[Structured figure records]
--------
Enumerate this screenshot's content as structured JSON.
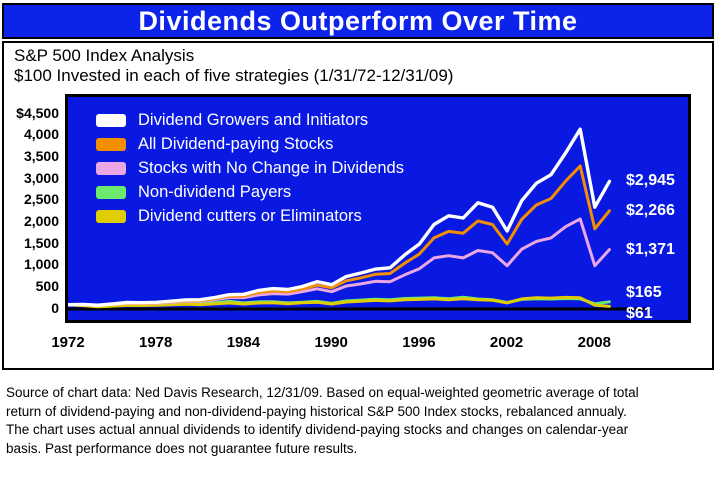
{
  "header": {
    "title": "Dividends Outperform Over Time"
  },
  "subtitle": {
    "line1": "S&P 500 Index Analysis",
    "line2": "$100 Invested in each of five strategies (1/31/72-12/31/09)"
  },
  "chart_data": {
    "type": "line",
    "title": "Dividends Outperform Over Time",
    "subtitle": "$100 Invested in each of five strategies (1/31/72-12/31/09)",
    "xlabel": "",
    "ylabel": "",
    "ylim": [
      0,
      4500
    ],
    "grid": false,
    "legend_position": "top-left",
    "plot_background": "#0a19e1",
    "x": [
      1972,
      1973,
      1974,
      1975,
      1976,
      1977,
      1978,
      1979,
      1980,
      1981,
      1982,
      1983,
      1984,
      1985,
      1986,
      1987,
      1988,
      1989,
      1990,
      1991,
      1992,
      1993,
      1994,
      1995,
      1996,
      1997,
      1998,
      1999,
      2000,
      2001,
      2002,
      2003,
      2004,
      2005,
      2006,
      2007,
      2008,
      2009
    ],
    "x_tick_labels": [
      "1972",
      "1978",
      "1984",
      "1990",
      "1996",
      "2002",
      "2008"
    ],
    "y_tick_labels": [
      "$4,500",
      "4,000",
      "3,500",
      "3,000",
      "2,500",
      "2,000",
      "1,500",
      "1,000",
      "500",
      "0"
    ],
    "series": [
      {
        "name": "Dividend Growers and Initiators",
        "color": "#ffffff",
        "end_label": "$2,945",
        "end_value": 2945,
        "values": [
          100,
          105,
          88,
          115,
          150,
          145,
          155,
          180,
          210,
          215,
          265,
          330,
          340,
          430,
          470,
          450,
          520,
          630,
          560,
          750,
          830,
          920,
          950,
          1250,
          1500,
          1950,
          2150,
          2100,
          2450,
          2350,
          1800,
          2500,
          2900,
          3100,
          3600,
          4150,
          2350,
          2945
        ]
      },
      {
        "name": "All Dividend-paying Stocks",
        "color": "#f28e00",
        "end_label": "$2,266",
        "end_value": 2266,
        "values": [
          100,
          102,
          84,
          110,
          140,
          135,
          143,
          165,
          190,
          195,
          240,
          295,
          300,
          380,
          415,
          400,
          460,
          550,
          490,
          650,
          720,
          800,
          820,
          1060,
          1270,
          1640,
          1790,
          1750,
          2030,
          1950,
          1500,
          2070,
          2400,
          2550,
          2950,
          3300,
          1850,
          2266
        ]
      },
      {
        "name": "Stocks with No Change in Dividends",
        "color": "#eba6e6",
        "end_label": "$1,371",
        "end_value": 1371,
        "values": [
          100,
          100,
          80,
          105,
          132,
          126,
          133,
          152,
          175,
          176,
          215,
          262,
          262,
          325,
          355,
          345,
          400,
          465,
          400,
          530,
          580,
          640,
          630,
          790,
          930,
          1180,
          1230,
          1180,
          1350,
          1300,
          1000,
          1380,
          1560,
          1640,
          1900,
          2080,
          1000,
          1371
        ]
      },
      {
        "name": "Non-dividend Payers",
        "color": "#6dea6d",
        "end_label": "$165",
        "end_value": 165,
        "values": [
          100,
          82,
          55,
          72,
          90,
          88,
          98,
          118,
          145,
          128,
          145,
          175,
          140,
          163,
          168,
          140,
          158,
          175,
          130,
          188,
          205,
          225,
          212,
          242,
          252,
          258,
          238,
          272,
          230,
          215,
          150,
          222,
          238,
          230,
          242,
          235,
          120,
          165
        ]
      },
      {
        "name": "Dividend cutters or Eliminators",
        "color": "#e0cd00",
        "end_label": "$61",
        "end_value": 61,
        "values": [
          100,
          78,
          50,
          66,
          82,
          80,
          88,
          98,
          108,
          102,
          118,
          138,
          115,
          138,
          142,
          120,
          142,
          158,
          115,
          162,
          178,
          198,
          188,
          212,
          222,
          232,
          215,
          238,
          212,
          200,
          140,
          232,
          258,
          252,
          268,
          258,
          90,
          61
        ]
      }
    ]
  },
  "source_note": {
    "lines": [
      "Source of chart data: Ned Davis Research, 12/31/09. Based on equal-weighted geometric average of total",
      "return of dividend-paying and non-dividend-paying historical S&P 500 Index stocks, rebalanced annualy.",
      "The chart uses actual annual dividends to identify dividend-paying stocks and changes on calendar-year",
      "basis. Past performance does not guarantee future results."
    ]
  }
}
--------
Written problem ▸
Write out the records above exactly as they stand, leaving out every picture.

Solution to this exercise ▸
Enumerate this screenshot's content as structured JSON.
{
  "header": {
    "title": "Dividends Outperform Over Time"
  },
  "subtitle": {
    "line1": "S&P 500 Index Analysis",
    "line2": "$100 Invested in each of five strategies (1/31/72-12/31/09)"
  },
  "chart_data": {
    "type": "line",
    "title": "Dividends Outperform Over Time",
    "subtitle": "$100 Invested in each of five strategies (1/31/72-12/31/09)",
    "xlabel": "",
    "ylabel": "",
    "ylim": [
      0,
      4500
    ],
    "grid": false,
    "legend_position": "top-left",
    "plot_background": "#0a19e1",
    "x": [
      1972,
      1973,
      1974,
      1975,
      1976,
      1977,
      1978,
      1979,
      1980,
      1981,
      1982,
      1983,
      1984,
      1985,
      1986,
      1987,
      1988,
      1989,
      1990,
      1991,
      1992,
      1993,
      1994,
      1995,
      1996,
      1997,
      1998,
      1999,
      2000,
      2001,
      2002,
      2003,
      2004,
      2005,
      2006,
      2007,
      2008,
      2009
    ],
    "x_tick_labels": [
      "1972",
      "1978",
      "1984",
      "1990",
      "1996",
      "2002",
      "2008"
    ],
    "y_tick_labels": [
      "$4,500",
      "4,000",
      "3,500",
      "3,000",
      "2,500",
      "2,000",
      "1,500",
      "1,000",
      "500",
      "0"
    ],
    "series": [
      {
        "name": "Dividend Growers and Initiators",
        "color": "#ffffff",
        "end_label": "$2,945",
        "end_value": 2945,
        "values": [
          100,
          105,
          88,
          115,
          150,
          145,
          155,
          180,
          210,
          215,
          265,
          330,
          340,
          430,
          470,
          450,
          520,
          630,
          560,
          750,
          830,
          920,
          950,
          1250,
          1500,
          1950,
          2150,
          2100,
          2450,
          2350,
          1800,
          2500,
          2900,
          3100,
          3600,
          4150,
          2350,
          2945
        ]
      },
      {
        "name": "All Dividend-paying Stocks",
        "color": "#f28e00",
        "end_label": "$2,266",
        "end_value": 2266,
        "values": [
          100,
          102,
          84,
          110,
          140,
          135,
          143,
          165,
          190,
          195,
          240,
          295,
          300,
          380,
          415,
          400,
          460,
          550,
          490,
          650,
          720,
          800,
          820,
          1060,
          1270,
          1640,
          1790,
          1750,
          2030,
          1950,
          1500,
          2070,
          2400,
          2550,
          2950,
          3300,
          1850,
          2266
        ]
      },
      {
        "name": "Stocks with No Change in Dividends",
        "color": "#eba6e6",
        "end_label": "$1,371",
        "end_value": 1371,
        "values": [
          100,
          100,
          80,
          105,
          132,
          126,
          133,
          152,
          175,
          176,
          215,
          262,
          262,
          325,
          355,
          345,
          400,
          465,
          400,
          530,
          580,
          640,
          630,
          790,
          930,
          1180,
          1230,
          1180,
          1350,
          1300,
          1000,
          1380,
          1560,
          1640,
          1900,
          2080,
          1000,
          1371
        ]
      },
      {
        "name": "Non-dividend Payers",
        "color": "#6dea6d",
        "end_label": "$165",
        "end_value": 165,
        "values": [
          100,
          82,
          55,
          72,
          90,
          88,
          98,
          118,
          145,
          128,
          145,
          175,
          140,
          163,
          168,
          140,
          158,
          175,
          130,
          188,
          205,
          225,
          212,
          242,
          252,
          258,
          238,
          272,
          230,
          215,
          150,
          222,
          238,
          230,
          242,
          235,
          120,
          165
        ]
      },
      {
        "name": "Dividend cutters or Eliminators",
        "color": "#e0cd00",
        "end_label": "$61",
        "end_value": 61,
        "values": [
          100,
          78,
          50,
          66,
          82,
          80,
          88,
          98,
          108,
          102,
          118,
          138,
          115,
          138,
          142,
          120,
          142,
          158,
          115,
          162,
          178,
          198,
          188,
          212,
          222,
          232,
          215,
          238,
          212,
          200,
          140,
          232,
          258,
          252,
          268,
          258,
          90,
          61
        ]
      }
    ]
  },
  "source_note": {
    "lines": [
      "Source of chart data: Ned Davis Research, 12/31/09. Based on equal-weighted geometric average of total",
      "return of dividend-paying and non-dividend-paying historical S&P 500 Index stocks, rebalanced annualy.",
      "The chart uses actual annual dividends to identify dividend-paying stocks and changes on calendar-year",
      "basis. Past performance does not guarantee future results."
    ]
  }
}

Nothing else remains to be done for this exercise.